**Problem to work on:**
Please restate the following records word for word.

········

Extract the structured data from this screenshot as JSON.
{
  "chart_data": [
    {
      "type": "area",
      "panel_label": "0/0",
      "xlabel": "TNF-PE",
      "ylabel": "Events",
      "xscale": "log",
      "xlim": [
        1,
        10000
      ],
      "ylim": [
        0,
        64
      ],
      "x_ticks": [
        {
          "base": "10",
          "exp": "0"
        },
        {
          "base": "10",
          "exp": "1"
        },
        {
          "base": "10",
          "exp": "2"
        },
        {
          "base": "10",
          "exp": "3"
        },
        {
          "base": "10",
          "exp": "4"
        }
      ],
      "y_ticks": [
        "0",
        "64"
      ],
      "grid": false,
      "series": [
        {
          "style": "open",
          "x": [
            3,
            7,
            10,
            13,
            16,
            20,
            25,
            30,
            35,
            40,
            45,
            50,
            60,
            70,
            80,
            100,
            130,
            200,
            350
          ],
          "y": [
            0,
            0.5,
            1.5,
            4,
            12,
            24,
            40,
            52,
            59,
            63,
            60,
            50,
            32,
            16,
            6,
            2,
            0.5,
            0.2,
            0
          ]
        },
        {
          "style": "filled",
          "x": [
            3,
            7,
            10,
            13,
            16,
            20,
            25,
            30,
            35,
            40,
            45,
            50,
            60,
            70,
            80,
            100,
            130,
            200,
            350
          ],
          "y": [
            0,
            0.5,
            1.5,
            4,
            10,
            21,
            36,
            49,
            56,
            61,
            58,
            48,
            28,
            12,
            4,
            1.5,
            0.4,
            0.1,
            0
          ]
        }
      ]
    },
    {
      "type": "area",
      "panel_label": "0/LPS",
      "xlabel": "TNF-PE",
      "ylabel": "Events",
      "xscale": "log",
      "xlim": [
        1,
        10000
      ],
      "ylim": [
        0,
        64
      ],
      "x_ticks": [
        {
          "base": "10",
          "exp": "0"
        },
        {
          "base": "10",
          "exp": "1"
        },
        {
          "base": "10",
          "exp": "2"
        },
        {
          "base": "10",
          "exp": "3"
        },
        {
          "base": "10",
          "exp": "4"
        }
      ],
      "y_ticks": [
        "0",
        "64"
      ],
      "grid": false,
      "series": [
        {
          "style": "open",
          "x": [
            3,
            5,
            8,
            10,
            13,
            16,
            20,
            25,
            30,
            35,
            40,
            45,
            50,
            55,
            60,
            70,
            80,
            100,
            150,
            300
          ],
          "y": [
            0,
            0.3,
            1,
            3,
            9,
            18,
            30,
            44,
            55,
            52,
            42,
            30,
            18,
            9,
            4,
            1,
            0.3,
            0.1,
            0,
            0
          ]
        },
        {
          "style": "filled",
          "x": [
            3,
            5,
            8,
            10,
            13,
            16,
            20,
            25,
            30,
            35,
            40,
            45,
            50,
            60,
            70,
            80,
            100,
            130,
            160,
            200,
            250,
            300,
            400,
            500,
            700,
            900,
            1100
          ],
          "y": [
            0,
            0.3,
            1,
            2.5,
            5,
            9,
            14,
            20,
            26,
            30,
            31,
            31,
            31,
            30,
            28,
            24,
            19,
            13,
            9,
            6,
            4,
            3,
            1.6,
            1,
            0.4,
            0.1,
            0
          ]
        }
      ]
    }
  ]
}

········

**Correct response:**
Extract the structured data from this screenshot as JSON.
{
  "chart_data": [
    {
      "type": "area",
      "panel_label": "0/0",
      "xlabel": "TNF-PE",
      "ylabel": "Events",
      "xscale": "log",
      "xlim": [
        1,
        10000
      ],
      "ylim": [
        0,
        64
      ],
      "x_ticks": [
        {
          "base": "10",
          "exp": "0"
        },
        {
          "base": "10",
          "exp": "1"
        },
        {
          "base": "10",
          "exp": "2"
        },
        {
          "base": "10",
          "exp": "3"
        },
        {
          "base": "10",
          "exp": "4"
        }
      ],
      "y_ticks": [
        "0",
        "64"
      ],
      "grid": false,
      "series": [
        {
          "style": "open",
          "x": [
            3,
            7,
            10,
            13,
            16,
            20,
            25,
            30,
            35,
            40,
            45,
            50,
            60,
            70,
            80,
            100,
            130,
            200,
            350
          ],
          "y": [
            0,
            0.5,
            1.5,
            4,
            12,
            24,
            40,
            52,
            59,
            63,
            60,
            50,
            32,
            16,
            6,
            2,
            0.5,
            0.2,
            0
          ]
        },
        {
          "style": "filled",
          "x": [
            3,
            7,
            10,
            13,
            16,
            20,
            25,
            30,
            35,
            40,
            45,
            50,
            60,
            70,
            80,
            100,
            130,
            200,
            350
          ],
          "y": [
            0,
            0.5,
            1.5,
            4,
            10,
            21,
            36,
            49,
            56,
            61,
            58,
            48,
            28,
            12,
            4,
            1.5,
            0.4,
            0.1,
            0
          ]
        }
      ]
    },
    {
      "type": "area",
      "panel_label": "0/LPS",
      "xlabel": "TNF-PE",
      "ylabel": "Events",
      "xscale": "log",
      "xlim": [
        1,
        10000
      ],
      "ylim": [
        0,
        64
      ],
      "x_ticks": [
        {
          "base": "10",
          "exp": "0"
        },
        {
          "base": "10",
          "exp": "1"
        },
        {
          "base": "10",
          "exp": "2"
        },
        {
          "base": "10",
          "exp": "3"
        },
        {
          "base": "10",
          "exp": "4"
        }
      ],
      "y_ticks": [
        "0",
        "64"
      ],
      "grid": false,
      "series": [
        {
          "style": "open",
          "x": [
            3,
            5,
            8,
            10,
            13,
            16,
            20,
            25,
            30,
            35,
            40,
            45,
            50,
            55,
            60,
            70,
            80,
            100,
            150,
            300
          ],
          "y": [
            0,
            0.3,
            1,
            3,
            9,
            18,
            30,
            44,
            55,
            52,
            42,
            30,
            18,
            9,
            4,
            1,
            0.3,
            0.1,
            0,
            0
          ]
        },
        {
          "style": "filled",
          "x": [
            3,
            5,
            8,
            10,
            13,
            16,
            20,
            25,
            30,
            35,
            40,
            45,
            50,
            60,
            70,
            80,
            100,
            130,
            160,
            200,
            250,
            300,
            400,
            500,
            700,
            900,
            1100
          ],
          "y": [
            0,
            0.3,
            1,
            2.5,
            5,
            9,
            14,
            20,
            26,
            30,
            31,
            31,
            31,
            30,
            28,
            24,
            19,
            13,
            9,
            6,
            4,
            3,
            1.6,
            1,
            0.4,
            0.1,
            0
          ]
        }
      ]
    }
  ]
}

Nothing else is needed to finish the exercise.